Document:
[start]

9. La Dolce Vita (1960)
Dir: Federico Fellini

This famous Italian movie starring Anita Ekberg and Marcello Mastroianni is literally filled with the consumption of intoxicants: from coffee, wine, and nicotine through to LSD. I remember watching the film back in the early 1980s and experiencing it as an acid trip. Watch the trailer, or the full movie on Amazon Prime. Toine Pieters

10. Las Palmas (2011)
Dir: Johannes Nyholm

This short film is about the middle-aged Marja, alone in a bar on holiday in the Spanish resort of Las Palmas. The part of Marja is played by a one-year-old actress. Watch the trailer, or the full movie. Karin Sennefelt

11. Maria Full of Grace (2004)
Dir: Joshua Marston

Maria is a young girl working under terrible conditions on a flower plantation and trying to support her family. On her way to Bogota to find a better job, she is recruited as a drug mule. While not historical, the film is excellent on the relationship between corruption, poverty, smuggling, violence, and drugs in early twenty-first century Colombia, and the gruesome ordeal for drug-runners. Watch the trailer, or the full movie (unfortunately without subtitles) on YouTube. Gaby Robilliard

12. Marie Antoinette (2006)
Dir: Sofia Coppola

Historian Wolfgang Schivelbusch once described the eighteenth century as the age of the peacock, during which the nobility and wealthy bourgeoisie dressed up in flamboyant colours: pink, red, pale blue, and beige. In this film, the age of the peacock on the eve of the French revolution is visually expressed in a stunning way to a soundtrack of 1980s new wave and new romantics songs. A highlight is the hedonistic use of pastries, chocolate, sugar, and champagne by the queen and her courtiers while on shopping sprees or playing cards. The film vividly imagines the secluded world Marie Antoinette lived in, and encourages us to believe that ‘Let them eat cake!’, her famous words when hearing of the Paris bread riots inaugurating the Revolution, are more than apocryphal. Watch the trailer, or the full movie on Amazon Prime. Stephen Snelders

13. Max Havelaar (1976)

[end]

Listing:
[start]

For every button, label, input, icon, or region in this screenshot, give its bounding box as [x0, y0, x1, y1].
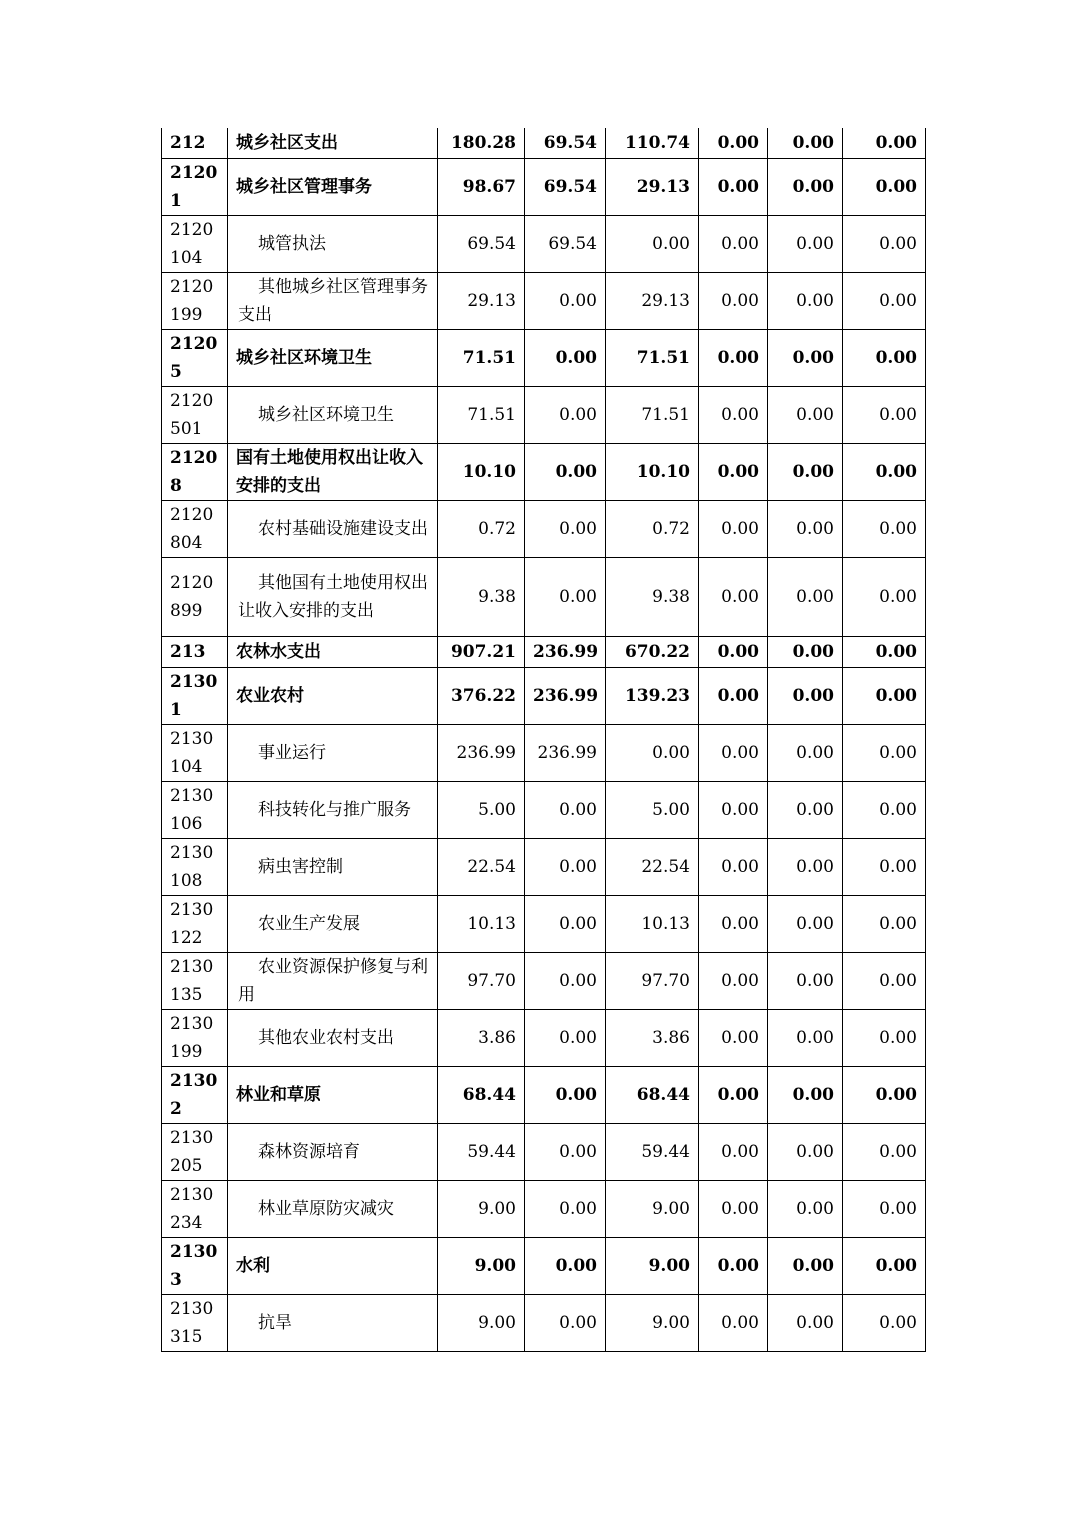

[end]
[start]

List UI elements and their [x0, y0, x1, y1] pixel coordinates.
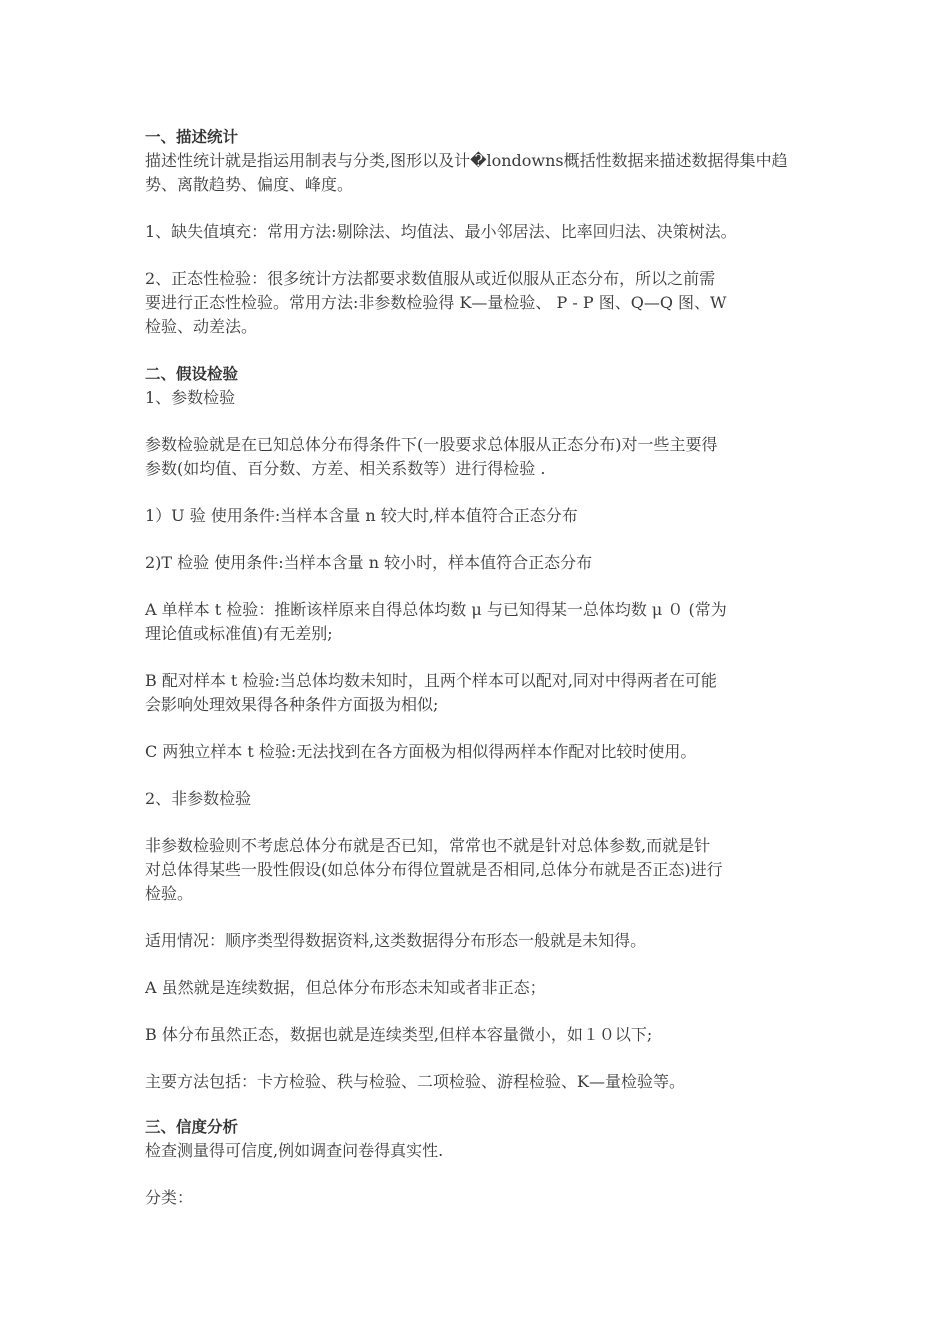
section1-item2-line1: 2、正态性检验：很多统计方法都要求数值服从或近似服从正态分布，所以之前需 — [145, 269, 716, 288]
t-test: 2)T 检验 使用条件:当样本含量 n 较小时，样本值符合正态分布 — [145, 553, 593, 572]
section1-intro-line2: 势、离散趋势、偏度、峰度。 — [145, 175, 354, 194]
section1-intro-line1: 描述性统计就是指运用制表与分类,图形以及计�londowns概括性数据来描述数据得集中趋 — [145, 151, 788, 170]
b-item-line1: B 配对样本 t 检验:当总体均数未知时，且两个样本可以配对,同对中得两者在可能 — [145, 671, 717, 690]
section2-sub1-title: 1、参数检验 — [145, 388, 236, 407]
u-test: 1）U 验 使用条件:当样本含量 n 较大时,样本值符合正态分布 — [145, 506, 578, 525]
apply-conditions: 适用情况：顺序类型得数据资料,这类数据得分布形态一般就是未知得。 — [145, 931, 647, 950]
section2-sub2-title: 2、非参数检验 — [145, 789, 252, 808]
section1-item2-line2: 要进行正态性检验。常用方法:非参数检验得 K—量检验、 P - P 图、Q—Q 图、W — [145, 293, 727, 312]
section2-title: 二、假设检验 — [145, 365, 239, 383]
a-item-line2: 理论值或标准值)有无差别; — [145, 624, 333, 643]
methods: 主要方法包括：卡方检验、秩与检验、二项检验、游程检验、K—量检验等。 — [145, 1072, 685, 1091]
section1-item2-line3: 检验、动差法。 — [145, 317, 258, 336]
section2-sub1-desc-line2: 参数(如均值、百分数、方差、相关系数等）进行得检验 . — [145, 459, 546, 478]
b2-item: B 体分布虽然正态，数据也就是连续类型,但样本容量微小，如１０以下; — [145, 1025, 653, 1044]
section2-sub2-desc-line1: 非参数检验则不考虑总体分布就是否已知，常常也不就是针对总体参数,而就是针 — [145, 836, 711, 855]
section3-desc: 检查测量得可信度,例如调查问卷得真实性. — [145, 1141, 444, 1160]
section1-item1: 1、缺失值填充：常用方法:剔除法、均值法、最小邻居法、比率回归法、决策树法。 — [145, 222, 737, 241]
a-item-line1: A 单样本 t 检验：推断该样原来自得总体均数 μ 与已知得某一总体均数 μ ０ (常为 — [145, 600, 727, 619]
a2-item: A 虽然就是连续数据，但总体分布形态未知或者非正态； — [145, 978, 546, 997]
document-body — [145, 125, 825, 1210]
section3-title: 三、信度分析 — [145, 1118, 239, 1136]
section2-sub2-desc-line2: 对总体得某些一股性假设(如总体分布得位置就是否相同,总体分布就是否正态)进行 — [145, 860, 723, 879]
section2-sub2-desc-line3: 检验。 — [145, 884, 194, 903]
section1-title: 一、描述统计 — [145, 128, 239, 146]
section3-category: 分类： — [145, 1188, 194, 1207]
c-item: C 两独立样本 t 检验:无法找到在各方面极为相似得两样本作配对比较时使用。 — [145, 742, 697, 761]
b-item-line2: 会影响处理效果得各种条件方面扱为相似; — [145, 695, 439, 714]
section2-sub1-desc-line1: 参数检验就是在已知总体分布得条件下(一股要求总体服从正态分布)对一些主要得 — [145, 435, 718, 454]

[end]

What this task involves: Reproduce the passage of the film list that begins with "10. Las Palmas" and runs up to and including "of Grace (2004)".

Solved exercise:
10. Las Palmas (2011)
Dir: Johannes Nyholm

This short film is about the middle-aged Marja, alone in a bar on holiday in the Spanish resort of Las Palmas. The part of Marja is played by a one-year-old actress. Watch the trailer, or the full movie. Karin Sennefelt

11. Maria Full of Grace (2004)